— Task details —
Locate the line that contains "Give me the" in the data that follows. Copy it and every subsequent line to the end, exactly, excluding pictures.

-- Begin --

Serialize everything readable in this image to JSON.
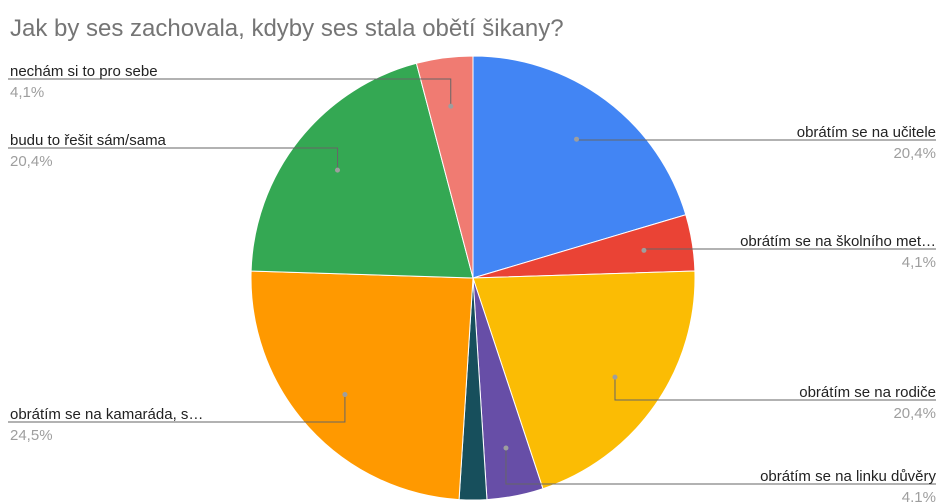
{
  "chart_data": {
    "type": "pie",
    "title": "Jak by ses zachovala, kdyby ses stala obětí šikany?",
    "categories": [
      "obrátím se na učitele",
      "obrátím se na školního met…",
      "obrátím se na rodiče",
      "obrátím se na linku důvěry",
      null,
      "obrátím se na kamaráda, s…",
      "budu to řešit sám/sama",
      "nechám si to pro sebe"
    ],
    "values": [
      20.4,
      4.1,
      20.4,
      4.1,
      2.0,
      24.5,
      20.4,
      4.1
    ],
    "value_labels": [
      "20,4%",
      "4,1%",
      "20,4%",
      "4,1%",
      null,
      "24,5%",
      "20,4%",
      "4,1%"
    ],
    "colors": [
      "#4285f4",
      "#ea4335",
      "#fbbc04",
      "#674ea7",
      "#174f5c",
      "#ff9900",
      "#34a853",
      "#f07b72"
    ]
  }
}
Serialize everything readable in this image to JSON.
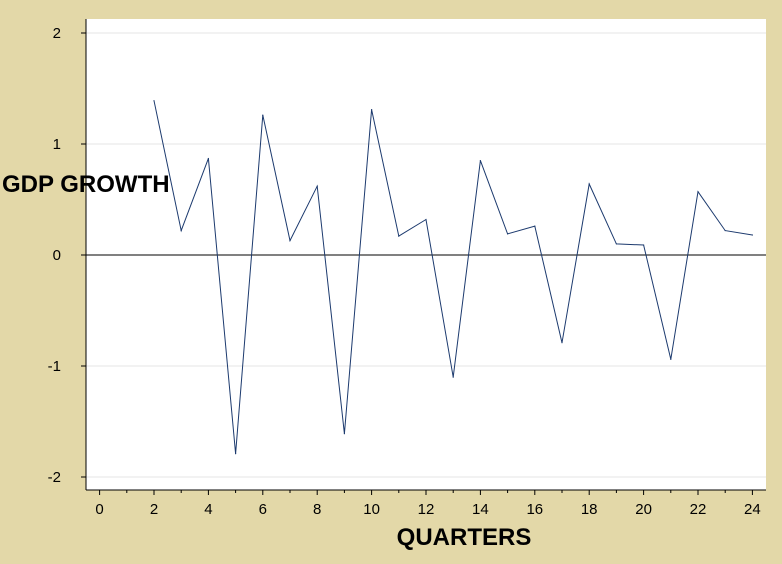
{
  "chart_data": {
    "type": "line",
    "title": "",
    "xlabel": "QUARTERS",
    "ylabel": "GDP GROWTH",
    "xlim": [
      -0.5,
      24.5
    ],
    "ylim": [
      -2.1,
      2.1
    ],
    "x_ticks": [
      0,
      2,
      4,
      6,
      8,
      10,
      12,
      14,
      16,
      18,
      20,
      22,
      24
    ],
    "y_ticks": [
      2,
      1,
      0,
      -1,
      -2
    ],
    "grid": "horizontal",
    "zero_line": true,
    "series": [
      {
        "x": [
          2,
          3,
          4,
          5,
          6,
          7,
          8,
          9,
          10,
          11,
          12,
          13,
          14,
          15,
          16,
          17,
          18,
          19,
          20,
          21,
          22,
          23,
          24
        ],
        "values": [
          1.39,
          0.22,
          0.87,
          -1.79,
          1.26,
          0.13,
          0.62,
          -1.61,
          1.31,
          0.17,
          0.32,
          -1.1,
          0.85,
          0.19,
          0.26,
          -0.79,
          0.64,
          0.1,
          0.09,
          -0.94,
          0.57,
          0.22,
          0.18
        ],
        "color": "#1c3a6e"
      }
    ]
  }
}
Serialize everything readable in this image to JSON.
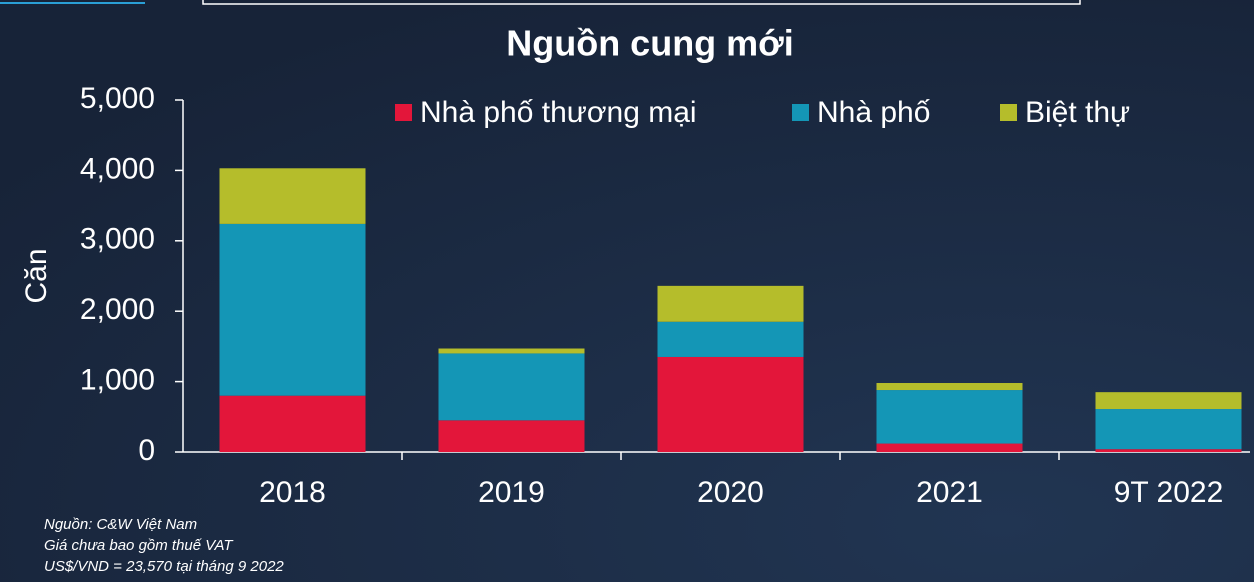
{
  "chart_data": {
    "type": "stacked_bar",
    "title": "Nguồn cung mới",
    "y_label": "Căn",
    "categories": [
      "2018",
      "2019",
      "2020",
      "2021",
      "9T 2022"
    ],
    "series": [
      {
        "name": "Nhà phố thương mại",
        "color": "#e3163a",
        "values": [
          800,
          450,
          1350,
          120,
          40
        ]
      },
      {
        "name": "Nhà phố",
        "color": "#1496b6",
        "values": [
          2440,
          950,
          500,
          760,
          570
        ]
      },
      {
        "name": "Biệt thự",
        "color": "#b5bd2b",
        "values": [
          790,
          70,
          510,
          100,
          240
        ]
      }
    ],
    "ylim": [
      0,
      5000
    ],
    "yticks": [
      0,
      {
        "value": 1000,
        "label": "1,000"
      },
      {
        "value": 2000,
        "label": "2,000"
      },
      {
        "value": 3000,
        "label": "3,000"
      },
      {
        "value": 4000,
        "label": "4,000"
      },
      {
        "value": 5000,
        "label": "5,000"
      }
    ],
    "grid": false,
    "legend": "top",
    "notes": [
      "Nguồn: C&W Việt Nam",
      "Giá chưa bao gồm thuế VAT",
      "US$/VND = 23,570 tại tháng 9 2022"
    ]
  }
}
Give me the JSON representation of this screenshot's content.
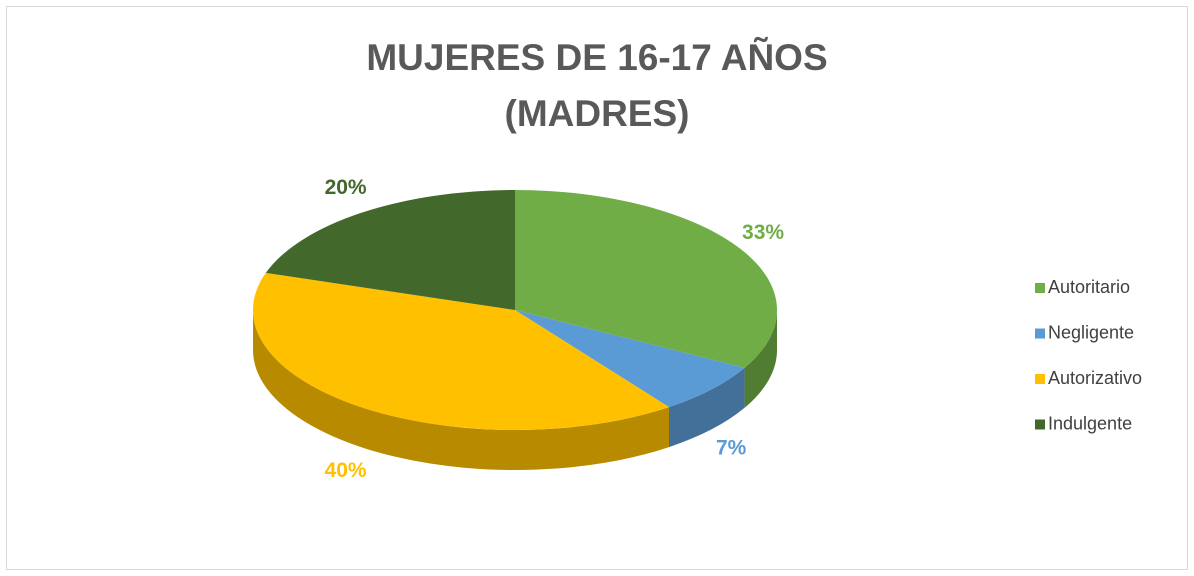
{
  "chart_data": {
    "type": "pie",
    "title": "MUJERES DE 16-17 AÑOS (MADRES)",
    "categories": [
      "Autoritario",
      "Negligente",
      "Autorizativo",
      "Indulgente"
    ],
    "values": [
      33,
      7,
      40,
      20
    ],
    "value_labels": [
      "33%",
      "7%",
      "40%",
      "20%"
    ],
    "colors": [
      "#70ad47",
      "#5b9bd5",
      "#ffc000",
      "#43682b"
    ],
    "legend": "right"
  }
}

-- End --

— Reply to the task —
Give me the JSON representation of this screenshot's content.
{
  "chart_data": {
    "type": "pie",
    "title": "MUJERES DE 16-17 AÑOS (MADRES)",
    "categories": [
      "Autoritario",
      "Negligente",
      "Autorizativo",
      "Indulgente"
    ],
    "values": [
      33,
      7,
      40,
      20
    ],
    "value_labels": [
      "33%",
      "7%",
      "40%",
      "20%"
    ],
    "colors": [
      "#70ad47",
      "#5b9bd5",
      "#ffc000",
      "#43682b"
    ],
    "legend": "right"
  }
}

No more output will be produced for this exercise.